**Description of the task**
Each line that follows should be printed again exactly as it stands.

**Stored data entries**
□ □ □ □ □

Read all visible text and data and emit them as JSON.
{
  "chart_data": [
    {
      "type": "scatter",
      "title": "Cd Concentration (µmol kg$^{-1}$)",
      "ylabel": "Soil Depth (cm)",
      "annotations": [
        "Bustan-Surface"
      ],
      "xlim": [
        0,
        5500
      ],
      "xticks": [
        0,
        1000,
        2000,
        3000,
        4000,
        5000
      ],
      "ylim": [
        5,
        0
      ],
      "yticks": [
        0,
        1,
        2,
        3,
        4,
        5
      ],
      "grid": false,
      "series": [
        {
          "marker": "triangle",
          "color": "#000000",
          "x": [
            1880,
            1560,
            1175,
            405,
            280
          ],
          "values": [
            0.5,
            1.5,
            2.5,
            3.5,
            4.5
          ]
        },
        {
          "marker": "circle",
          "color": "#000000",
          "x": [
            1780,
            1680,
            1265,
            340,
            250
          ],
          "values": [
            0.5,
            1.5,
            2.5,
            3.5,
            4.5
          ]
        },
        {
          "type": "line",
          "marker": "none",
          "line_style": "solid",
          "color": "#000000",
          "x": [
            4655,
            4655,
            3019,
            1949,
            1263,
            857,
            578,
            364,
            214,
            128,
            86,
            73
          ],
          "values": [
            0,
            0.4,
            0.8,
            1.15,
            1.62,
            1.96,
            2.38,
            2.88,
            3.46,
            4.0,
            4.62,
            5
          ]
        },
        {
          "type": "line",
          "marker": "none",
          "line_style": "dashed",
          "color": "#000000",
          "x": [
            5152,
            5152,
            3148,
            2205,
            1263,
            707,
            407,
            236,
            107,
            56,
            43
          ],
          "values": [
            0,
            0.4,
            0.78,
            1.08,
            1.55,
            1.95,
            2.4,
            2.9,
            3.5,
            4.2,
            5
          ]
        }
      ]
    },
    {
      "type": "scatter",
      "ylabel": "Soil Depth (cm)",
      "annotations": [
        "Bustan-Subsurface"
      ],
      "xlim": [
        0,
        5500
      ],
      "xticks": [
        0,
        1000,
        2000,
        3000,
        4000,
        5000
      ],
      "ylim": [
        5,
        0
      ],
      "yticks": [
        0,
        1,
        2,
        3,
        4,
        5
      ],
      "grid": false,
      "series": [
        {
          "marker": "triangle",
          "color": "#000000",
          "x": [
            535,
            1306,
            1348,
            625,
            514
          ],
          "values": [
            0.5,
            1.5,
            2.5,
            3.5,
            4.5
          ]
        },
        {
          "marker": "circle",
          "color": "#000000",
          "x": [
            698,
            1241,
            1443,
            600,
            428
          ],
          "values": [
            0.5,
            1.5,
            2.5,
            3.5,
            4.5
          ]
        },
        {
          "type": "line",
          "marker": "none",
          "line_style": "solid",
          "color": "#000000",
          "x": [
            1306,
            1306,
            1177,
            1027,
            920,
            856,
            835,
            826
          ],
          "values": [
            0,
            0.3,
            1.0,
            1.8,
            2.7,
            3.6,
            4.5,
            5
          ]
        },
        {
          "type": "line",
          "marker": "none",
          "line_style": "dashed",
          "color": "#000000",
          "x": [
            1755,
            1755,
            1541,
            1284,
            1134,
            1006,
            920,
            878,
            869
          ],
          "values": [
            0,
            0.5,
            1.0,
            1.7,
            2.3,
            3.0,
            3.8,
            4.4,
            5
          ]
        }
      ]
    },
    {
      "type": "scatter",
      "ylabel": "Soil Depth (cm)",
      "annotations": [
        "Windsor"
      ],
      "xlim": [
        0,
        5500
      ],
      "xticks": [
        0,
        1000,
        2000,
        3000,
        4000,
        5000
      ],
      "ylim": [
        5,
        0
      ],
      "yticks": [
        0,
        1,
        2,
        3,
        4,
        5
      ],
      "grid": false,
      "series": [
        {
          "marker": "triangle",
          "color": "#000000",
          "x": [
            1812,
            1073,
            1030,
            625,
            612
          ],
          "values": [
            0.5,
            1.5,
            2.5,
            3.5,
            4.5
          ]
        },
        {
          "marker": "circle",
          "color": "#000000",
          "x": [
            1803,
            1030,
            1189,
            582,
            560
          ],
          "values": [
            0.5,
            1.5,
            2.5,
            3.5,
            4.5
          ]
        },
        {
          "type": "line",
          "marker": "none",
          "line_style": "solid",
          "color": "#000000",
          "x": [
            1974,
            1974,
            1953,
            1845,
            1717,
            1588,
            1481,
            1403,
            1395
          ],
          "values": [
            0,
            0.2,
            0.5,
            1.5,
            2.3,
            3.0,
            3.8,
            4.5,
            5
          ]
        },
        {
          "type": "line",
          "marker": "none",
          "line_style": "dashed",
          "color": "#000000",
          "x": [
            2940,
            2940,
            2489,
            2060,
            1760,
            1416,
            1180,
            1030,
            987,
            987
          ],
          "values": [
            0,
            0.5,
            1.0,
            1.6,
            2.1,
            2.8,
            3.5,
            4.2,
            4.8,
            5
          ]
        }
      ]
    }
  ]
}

□ □ □ □ □

**Solution**
Read all visible text and data and emit them as JSON.
{
  "chart_data": [
    {
      "type": "scatter",
      "title": "Cd Concentration (µmol kg$^{-1}$)",
      "ylabel": "Soil Depth (cm)",
      "annotations": [
        "Bustan-Surface"
      ],
      "xlim": [
        0,
        5500
      ],
      "xticks": [
        0,
        1000,
        2000,
        3000,
        4000,
        5000
      ],
      "ylim": [
        5,
        0
      ],
      "yticks": [
        0,
        1,
        2,
        3,
        4,
        5
      ],
      "grid": false,
      "series": [
        {
          "marker": "triangle",
          "color": "#000000",
          "x": [
            1880,
            1560,
            1175,
            405,
            280
          ],
          "values": [
            0.5,
            1.5,
            2.5,
            3.5,
            4.5
          ]
        },
        {
          "marker": "circle",
          "color": "#000000",
          "x": [
            1780,
            1680,
            1265,
            340,
            250
          ],
          "values": [
            0.5,
            1.5,
            2.5,
            3.5,
            4.5
          ]
        },
        {
          "type": "line",
          "marker": "none",
          "line_style": "solid",
          "color": "#000000",
          "x": [
            4655,
            4655,
            3019,
            1949,
            1263,
            857,
            578,
            364,
            214,
            128,
            86,
            73
          ],
          "values": [
            0,
            0.4,
            0.8,
            1.15,
            1.62,
            1.96,
            2.38,
            2.88,
            3.46,
            4.0,
            4.62,
            5
          ]
        },
        {
          "type": "line",
          "marker": "none",
          "line_style": "dashed",
          "color": "#000000",
          "x": [
            5152,
            5152,
            3148,
            2205,
            1263,
            707,
            407,
            236,
            107,
            56,
            43
          ],
          "values": [
            0,
            0.4,
            0.78,
            1.08,
            1.55,
            1.95,
            2.4,
            2.9,
            3.5,
            4.2,
            5
          ]
        }
      ]
    },
    {
      "type": "scatter",
      "ylabel": "Soil Depth (cm)",
      "annotations": [
        "Bustan-Subsurface"
      ],
      "xlim": [
        0,
        5500
      ],
      "xticks": [
        0,
        1000,
        2000,
        3000,
        4000,
        5000
      ],
      "ylim": [
        5,
        0
      ],
      "yticks": [
        0,
        1,
        2,
        3,
        4,
        5
      ],
      "grid": false,
      "series": [
        {
          "marker": "triangle",
          "color": "#000000",
          "x": [
            535,
            1306,
            1348,
            625,
            514
          ],
          "values": [
            0.5,
            1.5,
            2.5,
            3.5,
            4.5
          ]
        },
        {
          "marker": "circle",
          "color": "#000000",
          "x": [
            698,
            1241,
            1443,
            600,
            428
          ],
          "values": [
            0.5,
            1.5,
            2.5,
            3.5,
            4.5
          ]
        },
        {
          "type": "line",
          "marker": "none",
          "line_style": "solid",
          "color": "#000000",
          "x": [
            1306,
            1306,
            1177,
            1027,
            920,
            856,
            835,
            826
          ],
          "values": [
            0,
            0.3,
            1.0,
            1.8,
            2.7,
            3.6,
            4.5,
            5
          ]
        },
        {
          "type": "line",
          "marker": "none",
          "line_style": "dashed",
          "color": "#000000",
          "x": [
            1755,
            1755,
            1541,
            1284,
            1134,
            1006,
            920,
            878,
            869
          ],
          "values": [
            0,
            0.5,
            1.0,
            1.7,
            2.3,
            3.0,
            3.8,
            4.4,
            5
          ]
        }
      ]
    },
    {
      "type": "scatter",
      "ylabel": "Soil Depth (cm)",
      "annotations": [
        "Windsor"
      ],
      "xlim": [
        0,
        5500
      ],
      "xticks": [
        0,
        1000,
        2000,
        3000,
        4000,
        5000
      ],
      "ylim": [
        5,
        0
      ],
      "yticks": [
        0,
        1,
        2,
        3,
        4,
        5
      ],
      "grid": false,
      "series": [
        {
          "marker": "triangle",
          "color": "#000000",
          "x": [
            1812,
            1073,
            1030,
            625,
            612
          ],
          "values": [
            0.5,
            1.5,
            2.5,
            3.5,
            4.5
          ]
        },
        {
          "marker": "circle",
          "color": "#000000",
          "x": [
            1803,
            1030,
            1189,
            582,
            560
          ],
          "values": [
            0.5,
            1.5,
            2.5,
            3.5,
            4.5
          ]
        },
        {
          "type": "line",
          "marker": "none",
          "line_style": "solid",
          "color": "#000000",
          "x": [
            1974,
            1974,
            1953,
            1845,
            1717,
            1588,
            1481,
            1403,
            1395
          ],
          "values": [
            0,
            0.2,
            0.5,
            1.5,
            2.3,
            3.0,
            3.8,
            4.5,
            5
          ]
        },
        {
          "type": "line",
          "marker": "none",
          "line_style": "dashed",
          "color": "#000000",
          "x": [
            2940,
            2940,
            2489,
            2060,
            1760,
            1416,
            1180,
            1030,
            987,
            987
          ],
          "values": [
            0,
            0.5,
            1.0,
            1.6,
            2.1,
            2.8,
            3.5,
            4.2,
            4.8,
            5
          ]
        }
      ]
    }
  ]
}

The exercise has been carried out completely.